- _Problem details_:
Every line of the material below must be repeated exactly.

- _Dataset_:
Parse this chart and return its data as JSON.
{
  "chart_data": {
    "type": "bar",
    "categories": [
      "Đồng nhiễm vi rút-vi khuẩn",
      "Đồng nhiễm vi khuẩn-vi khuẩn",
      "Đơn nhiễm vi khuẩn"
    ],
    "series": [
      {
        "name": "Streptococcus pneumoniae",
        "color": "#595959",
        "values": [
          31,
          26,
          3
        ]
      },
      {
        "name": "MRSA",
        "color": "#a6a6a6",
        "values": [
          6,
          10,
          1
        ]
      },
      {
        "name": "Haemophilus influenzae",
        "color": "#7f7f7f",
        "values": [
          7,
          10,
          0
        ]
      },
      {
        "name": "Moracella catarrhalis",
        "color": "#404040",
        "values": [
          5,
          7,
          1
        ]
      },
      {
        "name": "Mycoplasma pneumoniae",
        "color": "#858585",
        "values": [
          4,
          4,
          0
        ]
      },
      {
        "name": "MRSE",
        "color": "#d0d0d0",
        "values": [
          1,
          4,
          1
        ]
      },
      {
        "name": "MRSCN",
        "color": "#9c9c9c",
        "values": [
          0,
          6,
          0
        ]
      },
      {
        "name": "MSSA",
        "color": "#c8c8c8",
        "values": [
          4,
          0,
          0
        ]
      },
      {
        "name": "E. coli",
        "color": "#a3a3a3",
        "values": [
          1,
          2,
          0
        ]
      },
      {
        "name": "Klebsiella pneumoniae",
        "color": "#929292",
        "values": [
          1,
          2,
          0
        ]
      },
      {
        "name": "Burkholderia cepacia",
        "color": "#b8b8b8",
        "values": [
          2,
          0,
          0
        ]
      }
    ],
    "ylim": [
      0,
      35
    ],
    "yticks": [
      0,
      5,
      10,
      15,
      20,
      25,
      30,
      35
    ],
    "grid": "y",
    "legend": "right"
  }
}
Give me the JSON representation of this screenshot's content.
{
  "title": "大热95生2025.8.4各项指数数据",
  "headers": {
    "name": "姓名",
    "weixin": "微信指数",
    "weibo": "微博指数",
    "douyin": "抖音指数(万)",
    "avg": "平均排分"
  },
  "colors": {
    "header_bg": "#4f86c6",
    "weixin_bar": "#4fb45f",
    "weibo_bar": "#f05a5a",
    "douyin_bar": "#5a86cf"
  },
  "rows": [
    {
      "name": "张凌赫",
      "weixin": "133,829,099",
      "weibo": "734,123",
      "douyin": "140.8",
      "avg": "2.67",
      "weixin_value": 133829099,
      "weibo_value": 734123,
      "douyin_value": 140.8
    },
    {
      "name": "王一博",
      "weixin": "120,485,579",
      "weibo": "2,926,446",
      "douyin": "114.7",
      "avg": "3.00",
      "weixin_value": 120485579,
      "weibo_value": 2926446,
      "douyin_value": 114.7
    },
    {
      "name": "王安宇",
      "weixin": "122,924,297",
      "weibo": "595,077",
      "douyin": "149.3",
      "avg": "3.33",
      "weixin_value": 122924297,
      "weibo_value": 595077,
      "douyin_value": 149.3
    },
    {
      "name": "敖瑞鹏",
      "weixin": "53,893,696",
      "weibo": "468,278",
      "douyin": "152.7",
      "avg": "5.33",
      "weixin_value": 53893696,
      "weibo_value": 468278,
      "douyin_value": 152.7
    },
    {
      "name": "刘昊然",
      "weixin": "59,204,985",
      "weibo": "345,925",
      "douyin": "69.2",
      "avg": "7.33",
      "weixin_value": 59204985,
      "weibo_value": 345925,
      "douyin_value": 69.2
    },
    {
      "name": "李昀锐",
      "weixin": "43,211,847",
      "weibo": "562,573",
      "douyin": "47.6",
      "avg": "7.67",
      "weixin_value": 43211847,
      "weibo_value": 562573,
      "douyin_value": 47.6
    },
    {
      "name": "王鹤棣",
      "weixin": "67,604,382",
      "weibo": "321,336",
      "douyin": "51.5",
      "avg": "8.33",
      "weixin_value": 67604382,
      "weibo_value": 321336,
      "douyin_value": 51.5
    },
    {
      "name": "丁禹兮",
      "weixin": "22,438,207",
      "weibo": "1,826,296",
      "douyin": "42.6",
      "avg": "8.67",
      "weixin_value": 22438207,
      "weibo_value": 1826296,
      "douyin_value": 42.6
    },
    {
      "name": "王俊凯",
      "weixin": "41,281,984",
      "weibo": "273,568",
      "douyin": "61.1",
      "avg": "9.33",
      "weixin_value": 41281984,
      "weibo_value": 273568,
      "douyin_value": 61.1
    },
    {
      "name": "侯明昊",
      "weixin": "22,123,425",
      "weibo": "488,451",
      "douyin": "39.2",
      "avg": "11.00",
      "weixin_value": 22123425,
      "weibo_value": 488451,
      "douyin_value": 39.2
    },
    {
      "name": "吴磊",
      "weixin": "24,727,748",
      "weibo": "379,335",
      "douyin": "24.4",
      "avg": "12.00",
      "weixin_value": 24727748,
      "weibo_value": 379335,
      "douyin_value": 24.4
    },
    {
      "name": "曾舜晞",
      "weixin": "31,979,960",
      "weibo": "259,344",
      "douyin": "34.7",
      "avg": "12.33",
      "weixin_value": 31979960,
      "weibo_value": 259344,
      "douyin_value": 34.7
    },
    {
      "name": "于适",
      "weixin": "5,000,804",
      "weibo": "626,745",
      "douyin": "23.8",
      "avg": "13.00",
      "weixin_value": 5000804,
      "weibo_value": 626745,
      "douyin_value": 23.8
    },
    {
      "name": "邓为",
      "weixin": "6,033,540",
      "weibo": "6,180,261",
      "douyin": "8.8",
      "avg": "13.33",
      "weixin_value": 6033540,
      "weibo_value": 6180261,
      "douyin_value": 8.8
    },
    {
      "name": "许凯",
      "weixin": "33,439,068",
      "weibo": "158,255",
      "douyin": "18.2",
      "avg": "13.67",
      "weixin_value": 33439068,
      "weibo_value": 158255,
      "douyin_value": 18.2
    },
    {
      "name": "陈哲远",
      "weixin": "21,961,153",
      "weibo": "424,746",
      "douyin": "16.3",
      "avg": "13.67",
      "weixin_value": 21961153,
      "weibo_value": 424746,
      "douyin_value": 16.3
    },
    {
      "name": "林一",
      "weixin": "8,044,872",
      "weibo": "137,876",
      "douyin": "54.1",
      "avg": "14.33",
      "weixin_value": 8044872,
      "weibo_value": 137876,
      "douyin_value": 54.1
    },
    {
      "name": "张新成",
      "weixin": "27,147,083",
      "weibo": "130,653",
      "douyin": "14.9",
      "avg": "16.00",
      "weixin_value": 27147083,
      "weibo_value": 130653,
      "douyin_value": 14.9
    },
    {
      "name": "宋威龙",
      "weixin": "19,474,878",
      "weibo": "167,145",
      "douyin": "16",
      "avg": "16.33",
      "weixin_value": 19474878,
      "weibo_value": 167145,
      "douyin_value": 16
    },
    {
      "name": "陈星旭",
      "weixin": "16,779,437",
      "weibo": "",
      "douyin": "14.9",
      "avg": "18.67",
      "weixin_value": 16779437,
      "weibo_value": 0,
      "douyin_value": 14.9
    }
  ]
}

- _Complete answer_:
Parse this chart and return its data as JSON.
{
  "chart_data": {
    "type": "bar",
    "categories": [
      "Đồng nhiễm vi rút-vi khuẩn",
      "Đồng nhiễm vi khuẩn-vi khuẩn",
      "Đơn nhiễm vi khuẩn"
    ],
    "series": [
      {
        "name": "Streptococcus pneumoniae",
        "color": "#595959",
        "values": [
          31,
          26,
          3
        ]
      },
      {
        "name": "MRSA",
        "color": "#a6a6a6",
        "values": [
          6,
          10,
          1
        ]
      },
      {
        "name": "Haemophilus influenzae",
        "color": "#7f7f7f",
        "values": [
          7,
          10,
          0
        ]
      },
      {
        "name": "Moracella catarrhalis",
        "color": "#404040",
        "values": [
          5,
          7,
          1
        ]
      },
      {
        "name": "Mycoplasma pneumoniae",
        "color": "#858585",
        "values": [
          4,
          4,
          0
        ]
      },
      {
        "name": "MRSE",
        "color": "#d0d0d0",
        "values": [
          1,
          4,
          1
        ]
      },
      {
        "name": "MRSCN",
        "color": "#9c9c9c",
        "values": [
          0,
          6,
          0
        ]
      },
      {
        "name": "MSSA",
        "color": "#c8c8c8",
        "values": [
          4,
          0,
          0
        ]
      },
      {
        "name": "E. coli",
        "color": "#a3a3a3",
        "values": [
          1,
          2,
          0
        ]
      },
      {
        "name": "Klebsiella pneumoniae",
        "color": "#929292",
        "values": [
          1,
          2,
          0
        ]
      },
      {
        "name": "Burkholderia cepacia",
        "color": "#b8b8b8",
        "values": [
          2,
          0,
          0
        ]
      }
    ],
    "ylim": [
      0,
      35
    ],
    "yticks": [
      0,
      5,
      10,
      15,
      20,
      25,
      30,
      35
    ],
    "grid": "y",
    "legend": "right"
  }
}
Give me the JSON representation of this screenshot's content.
{
  "title": "大热95生2025.8.4各项指数数据",
  "headers": {
    "name": "姓名",
    "weixin": "微信指数",
    "weibo": "微博指数",
    "douyin": "抖音指数(万)",
    "avg": "平均排分"
  },
  "colors": {
    "header_bg": "#4f86c6",
    "weixin_bar": "#4fb45f",
    "weibo_bar": "#f05a5a",
    "douyin_bar": "#5a86cf"
  },
  "rows": [
    {
      "name": "张凌赫",
      "weixin": "133,829,099",
      "weibo": "734,123",
      "douyin": "140.8",
      "avg": "2.67",
      "weixin_value": 133829099,
      "weibo_value": 734123,
      "douyin_value": 140.8
    },
    {
      "name": "王一博",
      "weixin": "120,485,579",
      "weibo": "2,926,446",
      "douyin": "114.7",
      "avg": "3.00",
      "weixin_value": 120485579,
      "weibo_value": 2926446,
      "douyin_value": 114.7
    },
    {
      "name": "王安宇",
      "weixin": "122,924,297",
      "weibo": "595,077",
      "douyin": "149.3",
      "avg": "3.33",
      "weixin_value": 122924297,
      "weibo_value": 595077,
      "douyin_value": 149.3
    },
    {
      "name": "敖瑞鹏",
      "weixin": "53,893,696",
      "weibo": "468,278",
      "douyin": "152.7",
      "avg": "5.33",
      "weixin_value": 53893696,
      "weibo_value": 468278,
      "douyin_value": 152.7
    },
    {
      "name": "刘昊然",
      "weixin": "59,204,985",
      "weibo": "345,925",
      "douyin": "69.2",
      "avg": "7.33",
      "weixin_value": 59204985,
      "weibo_value": 345925,
      "douyin_value": 69.2
    },
    {
      "name": "李昀锐",
      "weixin": "43,211,847",
      "weibo": "562,573",
      "douyin": "47.6",
      "avg": "7.67",
      "weixin_value": 43211847,
      "weibo_value": 562573,
      "douyin_value": 47.6
    },
    {
      "name": "王鹤棣",
      "weixin": "67,604,382",
      "weibo": "321,336",
      "douyin": "51.5",
      "avg": "8.33",
      "weixin_value": 67604382,
      "weibo_value": 321336,
      "douyin_value": 51.5
    },
    {
      "name": "丁禹兮",
      "weixin": "22,438,207",
      "weibo": "1,826,296",
      "douyin": "42.6",
      "avg": "8.67",
      "weixin_value": 22438207,
      "weibo_value": 1826296,
      "douyin_value": 42.6
    },
    {
      "name": "王俊凯",
      "weixin": "41,281,984",
      "weibo": "273,568",
      "douyin": "61.1",
      "avg": "9.33",
      "weixin_value": 41281984,
      "weibo_value": 273568,
      "douyin_value": 61.1
    },
    {
      "name": "侯明昊",
      "weixin": "22,123,425",
      "weibo": "488,451",
      "douyin": "39.2",
      "avg": "11.00",
      "weixin_value": 22123425,
      "weibo_value": 488451,
      "douyin_value": 39.2
    },
    {
      "name": "吴磊",
      "weixin": "24,727,748",
      "weibo": "379,335",
      "douyin": "24.4",
      "avg": "12.00",
      "weixin_value": 24727748,
      "weibo_value": 379335,
      "douyin_value": 24.4
    },
    {
      "name": "曾舜晞",
      "weixin": "31,979,960",
      "weibo": "259,344",
      "douyin": "34.7",
      "avg": "12.33",
      "weixin_value": 31979960,
      "weibo_value": 259344,
      "douyin_value": 34.7
    },
    {
      "name": "于适",
      "weixin": "5,000,804",
      "weibo": "626,745",
      "douyin": "23.8",
      "avg": "13.00",
      "weixin_value": 5000804,
      "weibo_value": 626745,
      "douyin_value": 23.8
    },
    {
      "name": "邓为",
      "weixin": "6,033,540",
      "weibo": "6,180,261",
      "douyin": "8.8",
      "avg": "13.33",
      "weixin_value": 6033540,
      "weibo_value": 6180261,
      "douyin_value": 8.8
    },
    {
      "name": "许凯",
      "weixin": "33,439,068",
      "weibo": "158,255",
      "douyin": "18.2",
      "avg": "13.67",
      "weixin_value": 33439068,
      "weibo_value": 158255,
      "douyin_value": 18.2
    },
    {
      "name": "陈哲远",
      "weixin": "21,961,153",
      "weibo": "424,746",
      "douyin": "16.3",
      "avg": "13.67",
      "weixin_value": 21961153,
      "weibo_value": 424746,
      "douyin_value": 16.3
    },
    {
      "name": "林一",
      "weixin": "8,044,872",
      "weibo": "137,876",
      "douyin": "54.1",
      "avg": "14.33",
      "weixin_value": 8044872,
      "weibo_value": 137876,
      "douyin_value": 54.1
    },
    {
      "name": "张新成",
      "weixin": "27,147,083",
      "weibo": "130,653",
      "douyin": "14.9",
      "avg": "16.00",
      "weixin_value": 27147083,
      "weibo_value": 130653,
      "douyin_value": 14.9
    },
    {
      "name": "宋威龙",
      "weixin": "19,474,878",
      "weibo": "167,145",
      "douyin": "16",
      "avg": "16.33",
      "weixin_value": 19474878,
      "weibo_value": 167145,
      "douyin_value": 16
    },
    {
      "name": "陈星旭",
      "weixin": "16,779,437",
      "weibo": "",
      "douyin": "14.9",
      "avg": "18.67",
      "weixin_value": 16779437,
      "weibo_value": 0,
      "douyin_value": 14.9
    }
  ]
}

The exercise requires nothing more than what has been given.